__EXERCISE INSTRUCTIONS__. Restate the full set of records exactly, word for word.

__INFORMATION GIVEN__.
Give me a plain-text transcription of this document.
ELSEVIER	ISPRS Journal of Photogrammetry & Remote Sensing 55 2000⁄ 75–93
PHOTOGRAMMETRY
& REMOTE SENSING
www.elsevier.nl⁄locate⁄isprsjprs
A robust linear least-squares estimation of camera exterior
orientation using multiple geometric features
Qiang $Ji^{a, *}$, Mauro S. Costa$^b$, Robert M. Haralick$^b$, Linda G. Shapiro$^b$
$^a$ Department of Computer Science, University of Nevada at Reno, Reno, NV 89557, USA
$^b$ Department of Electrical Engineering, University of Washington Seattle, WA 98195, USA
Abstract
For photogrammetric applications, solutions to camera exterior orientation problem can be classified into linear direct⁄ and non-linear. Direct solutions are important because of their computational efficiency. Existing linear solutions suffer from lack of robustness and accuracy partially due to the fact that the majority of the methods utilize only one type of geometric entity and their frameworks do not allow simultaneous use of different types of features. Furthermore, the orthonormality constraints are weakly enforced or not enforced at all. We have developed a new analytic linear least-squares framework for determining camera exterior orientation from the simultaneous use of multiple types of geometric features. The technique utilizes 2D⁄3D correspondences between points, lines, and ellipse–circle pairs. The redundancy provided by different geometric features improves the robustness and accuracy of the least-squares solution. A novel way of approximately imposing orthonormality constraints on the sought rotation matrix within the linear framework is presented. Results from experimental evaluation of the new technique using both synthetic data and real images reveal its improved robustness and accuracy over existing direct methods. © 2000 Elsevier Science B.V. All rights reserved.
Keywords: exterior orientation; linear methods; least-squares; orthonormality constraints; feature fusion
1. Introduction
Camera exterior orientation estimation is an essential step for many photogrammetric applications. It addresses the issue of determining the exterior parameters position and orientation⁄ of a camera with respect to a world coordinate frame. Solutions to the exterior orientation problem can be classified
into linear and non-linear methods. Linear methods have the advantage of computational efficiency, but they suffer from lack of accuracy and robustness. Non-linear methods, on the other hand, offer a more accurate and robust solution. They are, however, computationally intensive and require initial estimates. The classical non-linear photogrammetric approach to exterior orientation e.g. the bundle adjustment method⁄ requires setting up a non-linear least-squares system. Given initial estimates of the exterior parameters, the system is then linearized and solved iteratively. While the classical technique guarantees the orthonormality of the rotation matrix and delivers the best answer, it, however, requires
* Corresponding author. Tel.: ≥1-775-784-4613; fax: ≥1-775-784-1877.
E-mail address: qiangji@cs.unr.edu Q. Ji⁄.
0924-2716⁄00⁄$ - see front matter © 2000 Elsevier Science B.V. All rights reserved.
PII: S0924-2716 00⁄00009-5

__TASK RESULT__.
Give me a plain-text transcription of this document.
ELSEVIER	ISPRS Journal of Photogrammetry & Remote Sensing 55 2000⁄ 75–93
PHOTOGRAMMETRY
& REMOTE SENSING
www.elsevier.nl⁄locate⁄isprsjprs
A robust linear least-squares estimation of camera exterior
orientation using multiple geometric features
Qiang $Ji^{a, *}$, Mauro S. Costa$^b$, Robert M. Haralick$^b$, Linda G. Shapiro$^b$
$^a$ Department of Computer Science, University of Nevada at Reno, Reno, NV 89557, USA
$^b$ Department of Electrical Engineering, University of Washington Seattle, WA 98195, USA
Abstract
For photogrammetric applications, solutions to camera exterior orientation problem can be classified into linear direct⁄ and non-linear. Direct solutions are important because of their computational efficiency. Existing linear solutions suffer from lack of robustness and accuracy partially due to the fact that the majority of the methods utilize only one type of geometric entity and their frameworks do not allow simultaneous use of different types of features. Furthermore, the orthonormality constraints are weakly enforced or not enforced at all. We have developed a new analytic linear least-squares framework for determining camera exterior orientation from the simultaneous use of multiple types of geometric features. The technique utilizes 2D⁄3D correspondences between points, lines, and ellipse–circle pairs. The redundancy provided by different geometric features improves the robustness and accuracy of the least-squares solution. A novel way of approximately imposing orthonormality constraints on the sought rotation matrix within the linear framework is presented. Results from experimental evaluation of the new technique using both synthetic data and real images reveal its improved robustness and accuracy over existing direct methods. © 2000 Elsevier Science B.V. All rights reserved.
Keywords: exterior orientation; linear methods; least-squares; orthonormality constraints; feature fusion
1. Introduction
Camera exterior orientation estimation is an essential step for many photogrammetric applications. It addresses the issue of determining the exterior parameters position and orientation⁄ of a camera with respect to a world coordinate frame. Solutions to the exterior orientation problem can be classified
into linear and non-linear methods. Linear methods have the advantage of computational efficiency, but they suffer from lack of accuracy and robustness. Non-linear methods, on the other hand, offer a more accurate and robust solution. They are, however, computationally intensive and require initial estimates. The classical non-linear photogrammetric approach to exterior orientation e.g. the bundle adjustment method⁄ requires setting up a non-linear least-squares system. Given initial estimates of the exterior parameters, the system is then linearized and solved iteratively. While the classical technique guarantees the orthonormality of the rotation matrix and delivers the best answer, it, however, requires
* Corresponding author. Tel.: ≥1-775-784-4613; fax: ≥1-775-784-1877.
E-mail address: qiangji@cs.unr.edu Q. Ji⁄.
0924-2716⁄00⁄$ - see front matter © 2000 Elsevier Science B.V. All rights reserved.
PII: S0924-2716 00⁄00009-5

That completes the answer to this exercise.